Print, exactly and completely, every entry in the data.

Data records
+===+
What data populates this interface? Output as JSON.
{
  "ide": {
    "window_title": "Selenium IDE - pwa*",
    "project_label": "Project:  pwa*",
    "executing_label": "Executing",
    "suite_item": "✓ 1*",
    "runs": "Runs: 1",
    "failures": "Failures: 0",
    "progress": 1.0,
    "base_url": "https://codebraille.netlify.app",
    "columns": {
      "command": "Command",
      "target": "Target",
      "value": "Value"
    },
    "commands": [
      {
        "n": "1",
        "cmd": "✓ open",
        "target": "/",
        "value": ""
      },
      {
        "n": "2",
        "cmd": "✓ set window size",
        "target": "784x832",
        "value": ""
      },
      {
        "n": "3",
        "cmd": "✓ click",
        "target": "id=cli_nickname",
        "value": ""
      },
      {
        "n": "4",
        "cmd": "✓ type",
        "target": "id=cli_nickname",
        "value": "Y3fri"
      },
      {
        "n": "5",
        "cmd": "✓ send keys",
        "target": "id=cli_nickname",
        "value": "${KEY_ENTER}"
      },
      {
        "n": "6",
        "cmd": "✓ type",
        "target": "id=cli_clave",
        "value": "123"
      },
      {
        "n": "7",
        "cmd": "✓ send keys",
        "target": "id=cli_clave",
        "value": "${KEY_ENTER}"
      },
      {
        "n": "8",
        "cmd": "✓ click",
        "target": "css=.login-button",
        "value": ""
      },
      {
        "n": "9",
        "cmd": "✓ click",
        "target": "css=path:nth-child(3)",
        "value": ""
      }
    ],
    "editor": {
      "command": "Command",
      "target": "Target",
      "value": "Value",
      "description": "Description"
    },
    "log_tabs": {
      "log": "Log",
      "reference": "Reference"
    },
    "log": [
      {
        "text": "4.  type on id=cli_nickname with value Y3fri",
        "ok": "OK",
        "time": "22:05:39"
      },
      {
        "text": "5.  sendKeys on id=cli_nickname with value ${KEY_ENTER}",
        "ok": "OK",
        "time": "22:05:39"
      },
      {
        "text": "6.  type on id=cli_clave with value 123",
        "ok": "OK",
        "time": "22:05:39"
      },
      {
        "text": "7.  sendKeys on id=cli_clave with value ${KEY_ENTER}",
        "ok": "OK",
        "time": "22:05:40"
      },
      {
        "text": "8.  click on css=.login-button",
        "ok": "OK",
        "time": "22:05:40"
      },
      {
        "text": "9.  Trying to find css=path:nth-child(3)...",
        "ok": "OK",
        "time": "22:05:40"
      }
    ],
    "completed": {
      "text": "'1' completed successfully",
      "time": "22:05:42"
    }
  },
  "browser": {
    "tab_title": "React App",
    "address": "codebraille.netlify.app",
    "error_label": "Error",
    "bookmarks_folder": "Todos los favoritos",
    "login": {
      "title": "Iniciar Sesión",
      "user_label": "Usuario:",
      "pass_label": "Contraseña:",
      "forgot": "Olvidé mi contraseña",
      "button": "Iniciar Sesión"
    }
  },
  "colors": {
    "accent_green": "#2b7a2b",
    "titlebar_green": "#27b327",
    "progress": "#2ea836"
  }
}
+===+
• _Answer_
What data populates this interface? Output as JSON.
{
  "ide": {
    "window_title": "Selenium IDE - pwa*",
    "project_label": "Project:  pwa*",
    "executing_label": "Executing",
    "suite_item": "✓ 1*",
    "runs": "Runs: 1",
    "failures": "Failures: 0",
    "progress": 1.0,
    "base_url": "https://codebraille.netlify.app",
    "columns": {
      "command": "Command",
      "target": "Target",
      "value": "Value"
    },
    "commands": [
      {
        "n": "1",
        "cmd": "✓ open",
        "target": "/",
        "value": ""
      },
      {
        "n": "2",
        "cmd": "✓ set window size",
        "target": "784x832",
        "value": ""
      },
      {
        "n": "3",
        "cmd": "✓ click",
        "target": "id=cli_nickname",
        "value": ""
      },
      {
        "n": "4",
        "cmd": "✓ type",
        "target": "id=cli_nickname",
        "value": "Y3fri"
      },
      {
        "n": "5",
        "cmd": "✓ send keys",
        "target": "id=cli_nickname",
        "value": "${KEY_ENTER}"
      },
      {
        "n": "6",
        "cmd": "✓ type",
        "target": "id=cli_clave",
        "value": "123"
      },
      {
        "n": "7",
        "cmd": "✓ send keys",
        "target": "id=cli_clave",
        "value": "${KEY_ENTER}"
      },
      {
        "n": "8",
        "cmd": "✓ click",
        "target": "css=.login-button",
        "value": ""
      },
      {
        "n": "9",
        "cmd": "✓ click",
        "target": "css=path:nth-child(3)",
        "value": ""
      }
    ],
    "editor": {
      "command": "Command",
      "target": "Target",
      "value": "Value",
      "description": "Description"
    },
    "log_tabs": {
      "log": "Log",
      "reference": "Reference"
    },
    "log": [
      {
        "text": "4.  type on id=cli_nickname with value Y3fri",
        "ok": "OK",
        "time": "22:05:39"
      },
      {
        "text": "5.  sendKeys on id=cli_nickname with value ${KEY_ENTER}",
        "ok": "OK",
        "time": "22:05:39"
      },
      {
        "text": "6.  type on id=cli_clave with value 123",
        "ok": "OK",
        "time": "22:05:39"
      },
      {
        "text": "7.  sendKeys on id=cli_clave with value ${KEY_ENTER}",
        "ok": "OK",
        "time": "22:05:40"
      },
      {
        "text": "8.  click on css=.login-button",
        "ok": "OK",
        "time": "22:05:40"
      },
      {
        "text": "9.  Trying to find css=path:nth-child(3)...",
        "ok": "OK",
        "time": "22:05:40"
      }
    ],
    "completed": {
      "text": "'1' completed successfully",
      "time": "22:05:42"
    }
  },
  "browser": {
    "tab_title": "React App",
    "address": "codebraille.netlify.app",
    "error_label": "Error",
    "bookmarks_folder": "Todos los favoritos",
    "login": {
      "title": "Iniciar Sesión",
      "user_label": "Usuario:",
      "pass_label": "Contraseña:",
      "forgot": "Olvidé mi contraseña",
      "button": "Iniciar Sesión"
    }
  },
  "colors": {
    "accent_green": "#2b7a2b",
    "titlebar_green": "#27b327",
    "progress": "#2ea836"
  }
}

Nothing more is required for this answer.